→ Problem to work on: Pull every line containing "hvidt" from the entries.

====

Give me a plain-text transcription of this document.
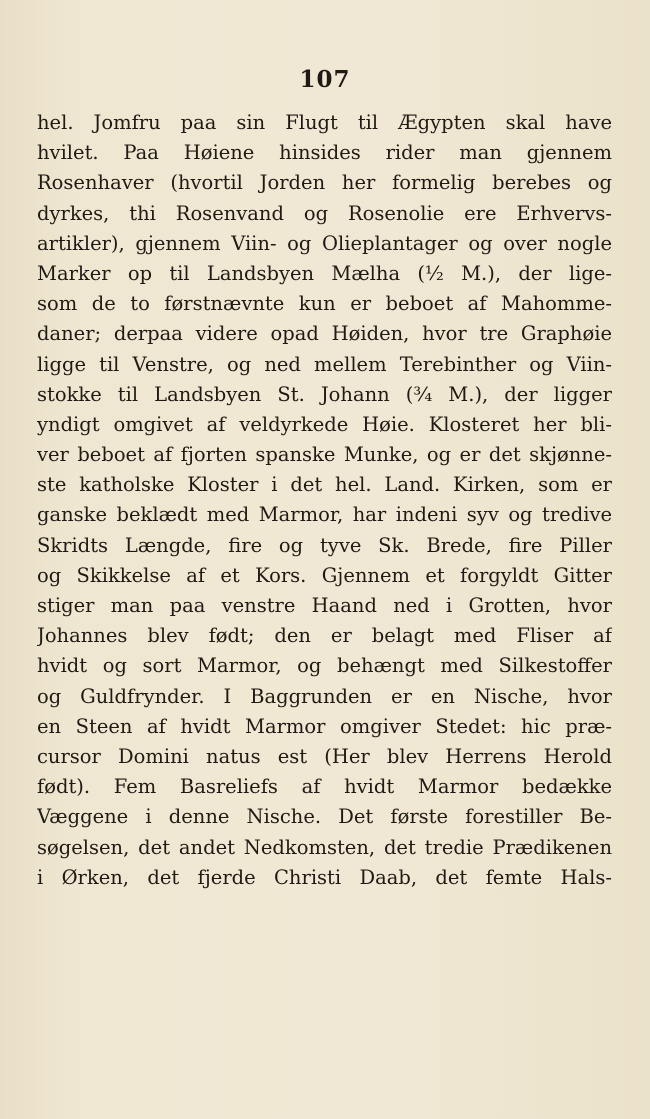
107
hel. Jomfru paa sin Flugt til Ægypten skal have
hvilet. Paa Høiene hinsides rider man gjennem
Rosenhaver (hvortil Jorden her formelig berebes og
dyrkes, thi Rosenvand og Rosenolie ere Erhvervs-
artikler), gjennem Viin- og Olieplantager og over nogle
Marker op til Landsbyen Mælha (½ M.), der lige-
som de to førstnævnte kun er beboet af Mahomme-
daner; derpaa videre opad Høiden, hvor tre Graphøie
ligge til Venstre, og ned mellem Terebinther og Viin-
stokke til Landsbyen St. Johann (¾ M.), der ligger
yndigt omgivet af veldyrkede Høie. Klosteret her bli-
ver beboet af fjorten spanske Munke, og er det skjønne-
ste katholske Kloster i det hel. Land. Kirken, som er
ganske beklædt med Marmor, har indeni syv og tredive
Skridts Længde, fire og tyve Sk. Brede, fire Piller
og Skikkelse af et Kors. Gjennem et forgyldt Gitter
stiger man paa venstre Haand ned i Grotten, hvor
Johannes blev født; den er belagt med Fliser af
hvidt og sort Marmor, og behængt med Silkestoffer
og Guldfrynder. I Baggrunden er en Nische, hvor
en Steen af hvidt Marmor omgiver Stedet: hic præ-
cursor Domini natus est (Her blev Herrens Herold
født). Fem Basreliefs af hvidt Marmor bedække
Væggene i denne Nische. Det første forestiller Be-
søgelsen, det andet Nedkomsten, det tredie Prædikenen
i Ørken, det fjerde Christi Daab, det femte Hals-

====

→ Result below:
hvidt og sort Marmor, og behængt med Silkestoffer
en Steen af hvidt Marmor omgiver Stedet: hic præ-
født). Fem Basreliefs af hvidt Marmor bedække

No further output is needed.